— BEGIN Given records —
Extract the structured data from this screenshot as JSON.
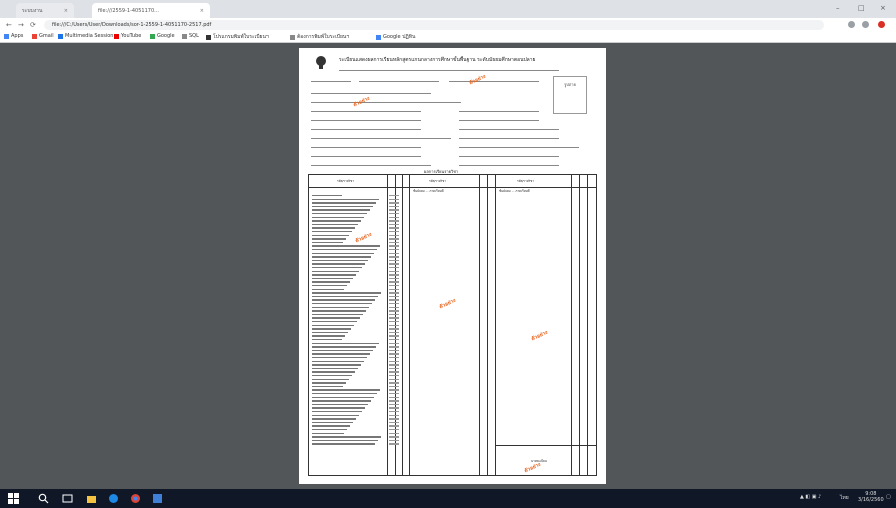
{
  "browser": {
    "tabs": [
      {
        "label": "ระบบงาน"
      },
      {
        "label": "file:///2559-1-4051170..."
      }
    ],
    "url": "file:///C:/Users/User/Downloads/sor-1-2559-1-4051170-2517.pdf",
    "bookmarks": [
      "Apps",
      "Gmail",
      "Multimedia Session",
      "YouTube",
      "Google",
      "SQL",
      "โปรแกรมพิมพ์ใบระเบียนฯ",
      "ต้องการพิมพ์ใบระเบียนฯ",
      "Google ปฏิทิน"
    ]
  },
  "document": {
    "header_title": "ระเบียนแสดงผลการเรียนหลักสูตรแกนกลางการศึกษาขั้นพื้นฐาน ระดับมัธยมศึกษาตอนปลาย",
    "stamps": [
      "ตัวอย่าง",
      "ตัวอย่าง",
      "ตัวอย่าง",
      "ตัวอย่าง",
      "ตัวอย่าง",
      "ตัวอย่าง"
    ],
    "photo_label": "รูปถ่าย",
    "section_title": "ผลการเรียนรายวิชา",
    "table_headers": [
      "รหัส/รายวิชา",
      "หน่วยกิต",
      "ผลการเรียน"
    ],
    "col2_title": "ชั้นมัธยม ... ภาคเรียนที่",
    "col3_title": "ชั้นมัธยม ... ภาคเรียนที่",
    "signature": "นายทะเบียน"
  },
  "taskbar": {
    "time": "9:08",
    "date": "3/16/2560",
    "lang": "ไทย"
  }
}
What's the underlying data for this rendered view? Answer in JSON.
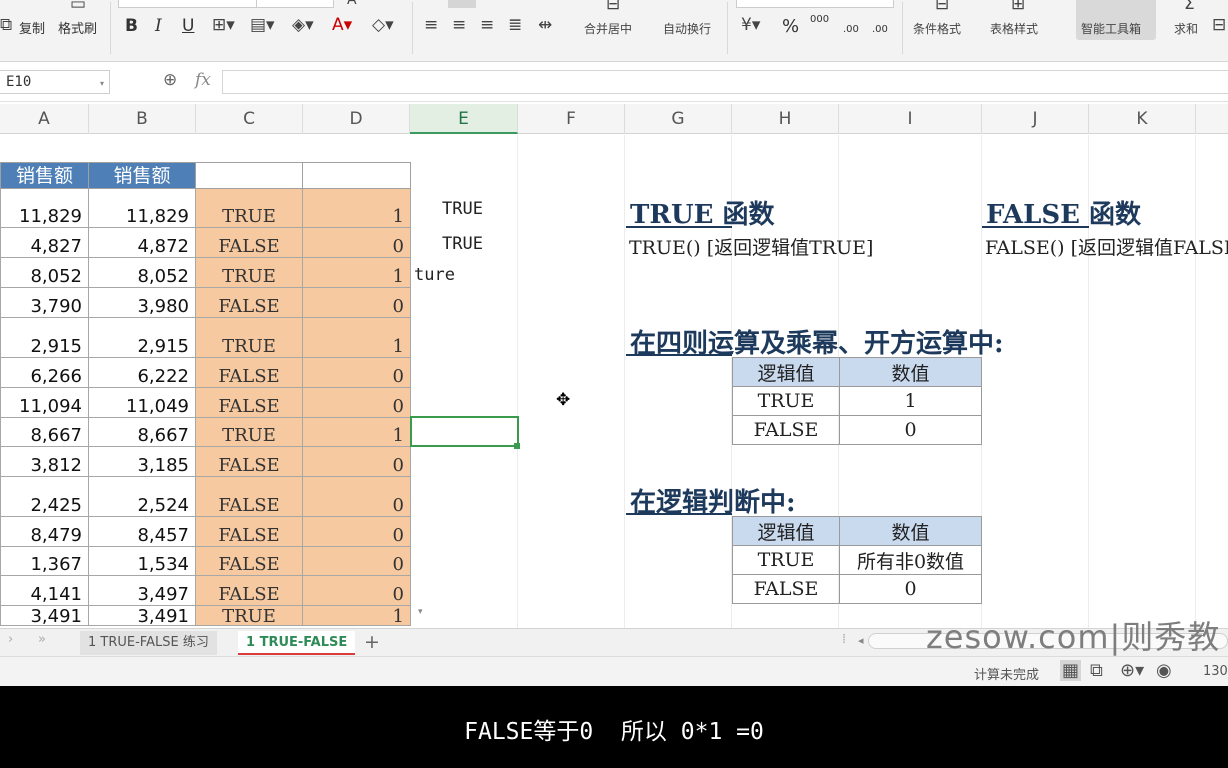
{
  "ribbon": {
    "copy_label": "复制",
    "format_painter_label": "格式刷",
    "bold_label": "B",
    "italic_label": "I",
    "underline_label": "U",
    "merge_center_label": "合并居中",
    "wrap_text_label": "自动换行",
    "percent_label": "%",
    "thousands_label": "000",
    "inc_decimal_label": ".00",
    "dec_decimal_label": ".00",
    "conditional_format_label": "条件格式",
    "table_style_label": "表格样式",
    "smart_toolbox_label": "智能工具箱",
    "sum_label": "求和"
  },
  "formula_bar": {
    "name_box": "E10",
    "fx_label": "fx",
    "formula": ""
  },
  "columns": [
    "A",
    "B",
    "C",
    "D",
    "E",
    "F",
    "G",
    "H",
    "I",
    "J",
    "K"
  ],
  "table": {
    "headers": [
      "销售额",
      "销售额"
    ],
    "rows": [
      {
        "a": "11,829",
        "b": "11,829",
        "c": "TRUE",
        "d": "1"
      },
      {
        "a": "4,827",
        "b": "4,872",
        "c": "FALSE",
        "d": "0"
      },
      {
        "a": "8,052",
        "b": "8,052",
        "c": "TRUE",
        "d": "1"
      },
      {
        "a": "3,790",
        "b": "3,980",
        "c": "FALSE",
        "d": "0"
      },
      {
        "a": "2,915",
        "b": "2,915",
        "c": "TRUE",
        "d": "1"
      },
      {
        "a": "6,266",
        "b": "6,222",
        "c": "FALSE",
        "d": "0"
      },
      {
        "a": "11,094",
        "b": "11,049",
        "c": "FALSE",
        "d": "0"
      },
      {
        "a": "8,667",
        "b": "8,667",
        "c": "TRUE",
        "d": "1"
      },
      {
        "a": "3,812",
        "b": "3,185",
        "c": "FALSE",
        "d": "0"
      },
      {
        "a": "2,425",
        "b": "2,524",
        "c": "FALSE",
        "d": "0"
      },
      {
        "a": "8,479",
        "b": "8,457",
        "c": "FALSE",
        "d": "0"
      },
      {
        "a": "1,367",
        "b": "1,534",
        "c": "FALSE",
        "d": "0"
      },
      {
        "a": "4,141",
        "b": "3,497",
        "c": "FALSE",
        "d": "0"
      },
      {
        "a": "3,491",
        "b": "3,491",
        "c": "TRUE",
        "d": "1"
      }
    ]
  },
  "e_cells": [
    "TRUE",
    "TRUE",
    "ture"
  ],
  "panel": {
    "true_title": "TRUE 函数",
    "true_syntax": "TRUE()    [返回逻辑值TRUE]",
    "false_title": "FALSE 函数",
    "false_syntax": "FALSE()   [返回逻辑值FALSE]",
    "arith_title": "在四则运算及乘幂、开方运算中:",
    "arith_table": {
      "headers": [
        "逻辑值",
        "数值"
      ],
      "rows": [
        [
          "TRUE",
          "1"
        ],
        [
          "FALSE",
          "0"
        ]
      ]
    },
    "logic_title": "在逻辑判断中:",
    "logic_table": {
      "headers": [
        "逻辑值",
        "数值"
      ],
      "rows": [
        [
          "TRUE",
          "所有非0数值"
        ],
        [
          "FALSE",
          "0"
        ]
      ]
    }
  },
  "sheet_tabs": [
    "1 TRUE-FALSE 练习",
    "1 TRUE-FALSE"
  ],
  "watermark": "zesow.com|则秀教",
  "status": {
    "calc_text": "计算未完成",
    "zoom": "130"
  },
  "subtitle": "FALSE等于0  所以 0*1 =0",
  "colors": {
    "header_blue": "#4e7fb6",
    "orange_fill": "#f7c9a0",
    "panel_header": "#c9d9ee",
    "title_navy": "#1d3a5c",
    "selection_green": "#3a9b4c"
  }
}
— END Given records —
» **Work to complete**
Isolate the lines above that contain the word "ภาคเร" and copy them.

» **Expected answer**
    "col2_title": "ชั้นมัธยม ... ภาคเรียนที่",
    "col3_title": "ชั้นมัธยม ... ภาคเรียนที่",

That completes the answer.